* Data for processing

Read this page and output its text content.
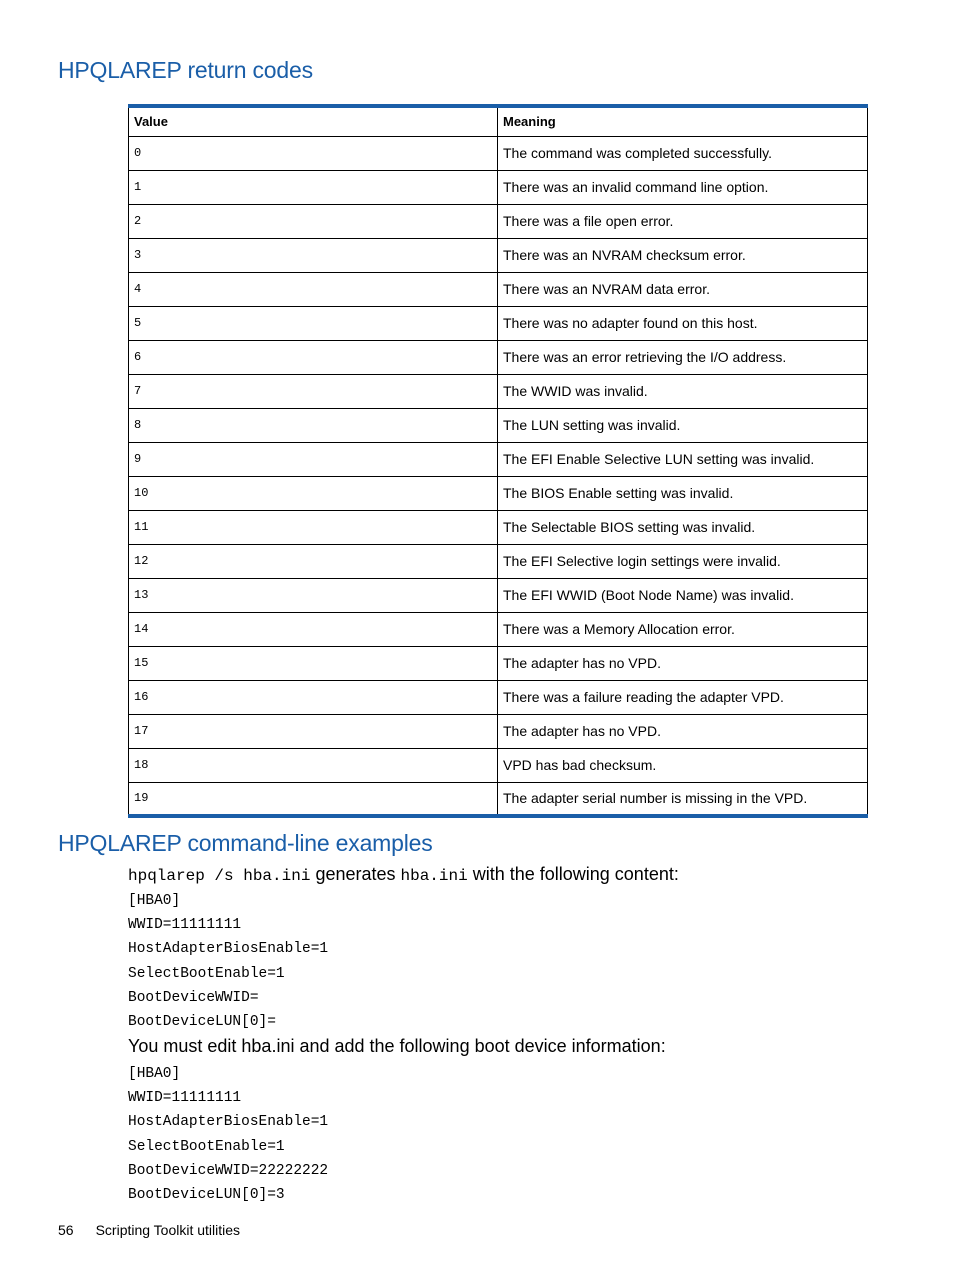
HPQLAREP return codes
Value	Meaning
0	The command was completed successfully.
1	There was an invalid command line option.
2	There was a file open error.
3	There was an NVRAM checksum error.
4	There was an NVRAM data error.
5	There was no adapter found on this host.
6	There was an error retrieving the I/O address.
7	The WWID was invalid.
8	The LUN setting was invalid.
9	The EFI Enable Selective LUN setting was invalid.
10	The BIOS Enable setting was invalid.
11	The Selectable BIOS setting was invalid.
12	The EFI Selective login settings were invalid.
13	The EFI WWID (Boot Node Name) was invalid.
14	There was a Memory Allocation error.
15	The adapter has no VPD.
16	There was a failure reading the adapter VPD.
17	The adapter has no VPD.
18	VPD has bad checksum.
19	The adapter serial number is missing in the VPD.
HPQLAREP command-line examples

hpqlarep /s hba.ini generates hba.ini with the following content:

[HBA0]
WWID=11111111
HostAdapterBiosEnable=1
SelectBootEnable=1
BootDeviceWWID=
BootDeviceLUN[0]=

You must edit hba.ini and add the following boot device information:

[HBA0]
WWID=11111111
HostAdapterBiosEnable=1
SelectBootEnable=1
BootDeviceWWID=22222222
BootDeviceLUN[0]=3
56 Scripting Toolkit utilities
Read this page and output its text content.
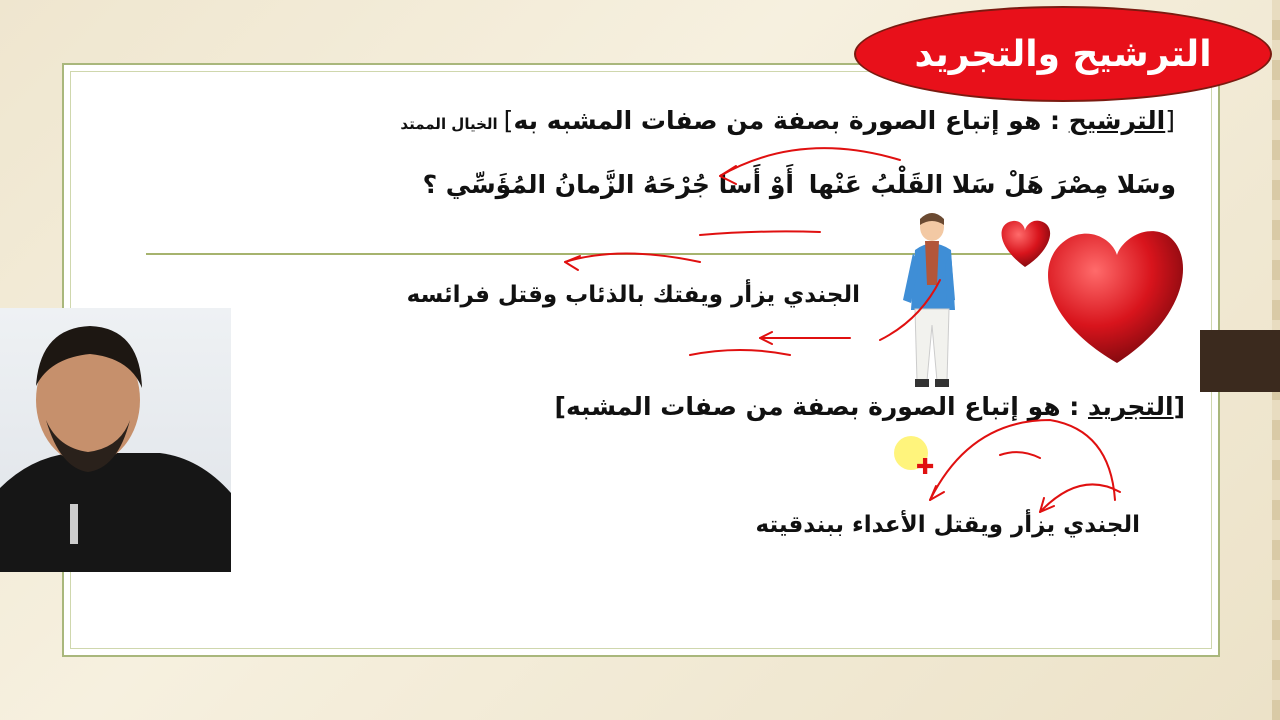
الترشيح والتجريد
[الترشيح : هو إتباع الصورة بصفة من صفات المشبه به]الخيال الممتد
وسَلا مِصْرَ هَلْ سَلا القَلْبُ عَنْها
أَوْ أَسا جُرْحَهُ الزَّمانُ المُؤَسِّي ؟
الجندي يزأر ويفتك بالذئاب وقتل فرائسه
[التجريد : هو إتباع الصورة بصفة من صفات المشبه]
الجندي يزأر ويقتل الأعداء ببندقيته
✚
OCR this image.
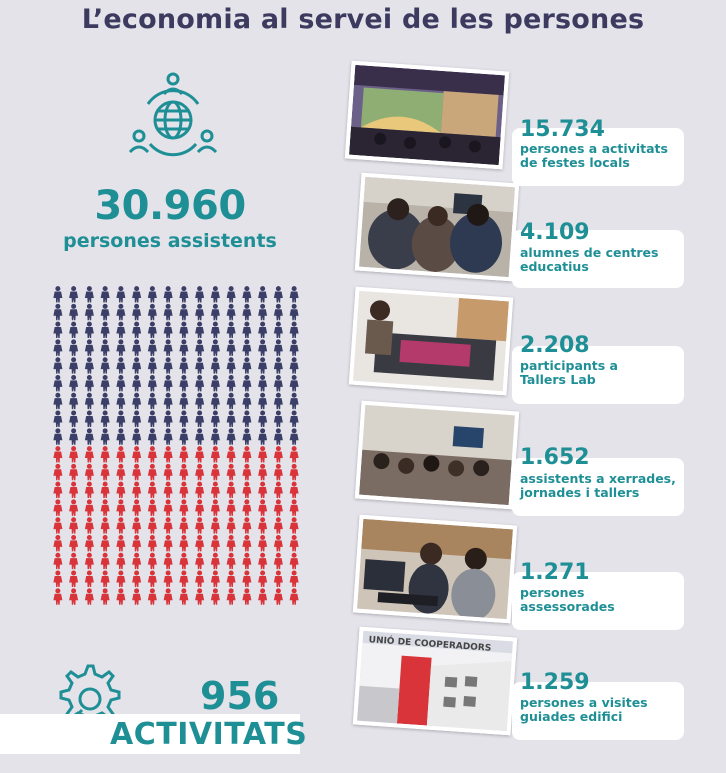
L’economia al servei de les persones
30.960
persones assistents
956
ACTIVITATS
UNIÓ DE COOPERADORS
15.734
persones a activitats
de festes locals
4.109
alumnes de centres
educatius
2.208
participants a
Tallers Lab
1.652
assistents a xerrades,
jornades i tallers
1.271
persones
assessorades
1.259
persones a visites
guiades edifici
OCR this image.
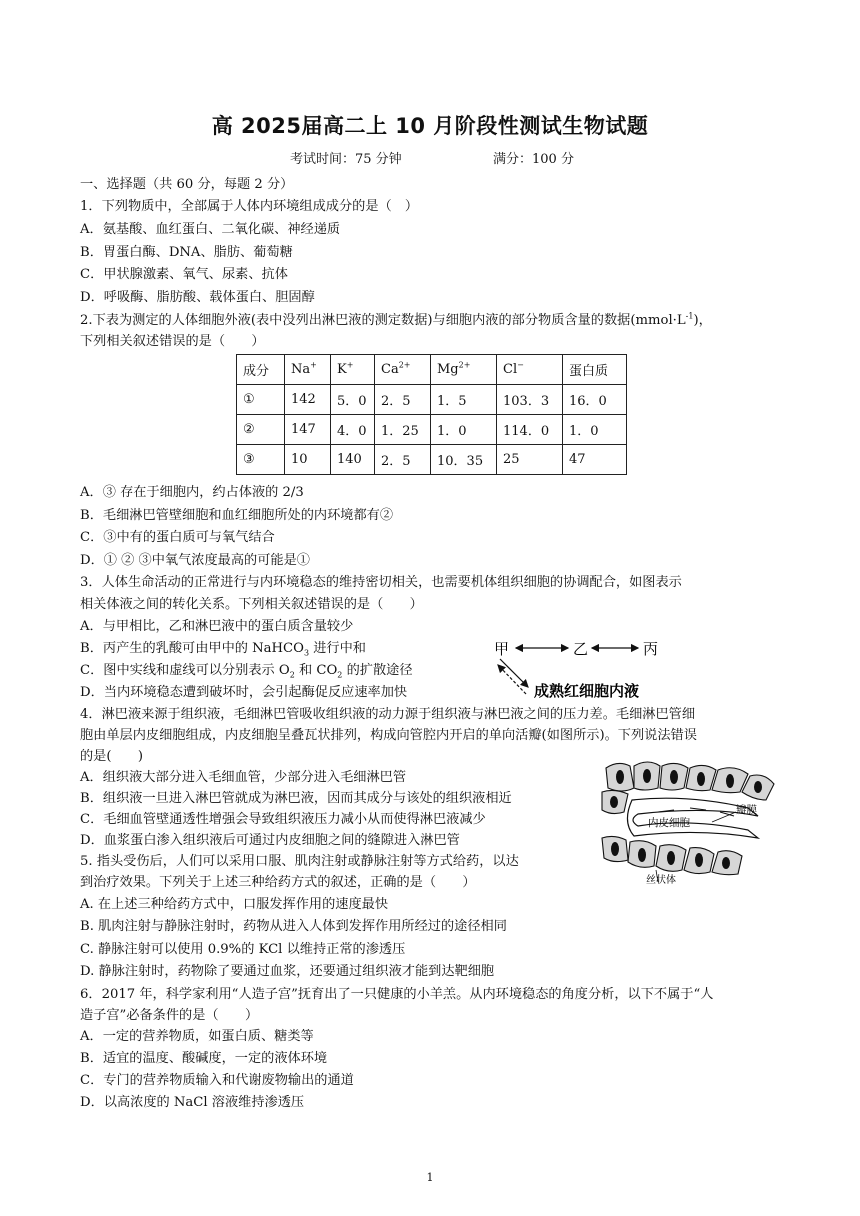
高 2025届高二上 10 月阶段性测试生物试题
考试时间：75 分钟	满分：100 分
一、选择题（共 60 分，每题 2 分）
1．下列物质中，全部属于人体内环境组成成分的是（　）
A．氨基酸、血红蛋白、二氧化碳、神经递质
B．胃蛋白酶、DNA、脂肪、葡萄糖
C．甲状腺激素、氧气、尿素、抗体
D．呼吸酶、脂肪酸、载体蛋白、胆固醇
2.下表为测定的人体细胞外液(表中没列出淋巴液的测定数据)与细胞内液的部分物质含量的数据$(mmol\cdot L^{-1})$，
下列相关叙述错误的是（　　）
成分	Na+	K+	$Ca^{2+}$	$Mg^{2+}$	Cl−	蛋白质
①	142	5．0	2．5	1．5	103．3	16．0
②	147	4．0	1．25	1．0	114．0	1．0
③	10	140	2．5	10．35	25	47
A．③ 存在于细胞内，约占体液的 2/3
B．毛细淋巴管壁细胞和血红细胞所处的内环境都有②
C．③中有的蛋白质可与氧气结合
D．① ② ③中氧气浓度最高的可能是①
3．人体生命活动的正常进行与内环境稳态的维持密切相关，也需要机体组织细胞的协调配合，如图表示
相关体液之间的转化关系。下列相关叙述错误的是（　　）
A．与甲相比，乙和淋巴液中的蛋白质含量较少
B．丙产生的乳酸可由甲中的 NaHCO$_3$ 进行中和
C．图中实线和虚线可以分别表示 $O_2$ 和 $CO_2$ 的扩散途径
D．当内环境稳态遭到破坏时，会引起酶促反应速率加快
甲	乙	丙
成熟红细胞内液
4．淋巴液来源于组织液，毛细淋巴管吸收组织液的动力源于组织液与淋巴液之间的压力差。毛细淋巴管细
胞由单层内皮细胞组成，内皮细胞呈叠瓦状排列，构成向管腔内开启的单向活瓣(如图所示)。下列说法错误
的是(　　)
A．组织液大部分进入毛细血管，少部分进入毛细淋巴管
B．组织液一旦进入淋巴管就成为淋巴液，因而其成分与该处的组织液相近
C．毛细血管壁通透性增强会导致组织液压力减小从而使得淋巴液减少
D．血浆蛋白渗入组织液后可通过内皮细胞之间的缝隙进入淋巴管
内皮细胞
瓣膜
丝状体
5. 指头受伤后，人们可以采用口服、肌肉注射或静脉注射等方式给药，以达
到治疗效果。下列关于上述三种给药方式的叙述，正确的是（　　）
A. 在上述三种给药方式中，口服发挥作用的速度最快
B. 肌肉注射与静脉注射时，药物从进入人体到发挥作用所经过的途径相同
C. 静脉注射可以使用 0.9%的 KCl 以维持正常的渗透压
D. 静脉注射时，药物除了要通过血浆，还要通过组织液才能到达靶细胞
6．2017 年，科学家利用“人造子宫”抚育出了一只健康的小羊羔。从内环境稳态的角度分析，以下不属于“人
造子宫”必备条件的是（　　）
A．一定的营养物质，如蛋白质、糖类等
B．适宜的温度、酸碱度，一定的液体环境
C．专门的营养物质输入和代谢废物输出的通道
D．以高浓度的 NaCl 溶液维持渗透压
1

* Work required
Among the lines above, count those containing the word "persones" and give nothing but the result.

* Task response
5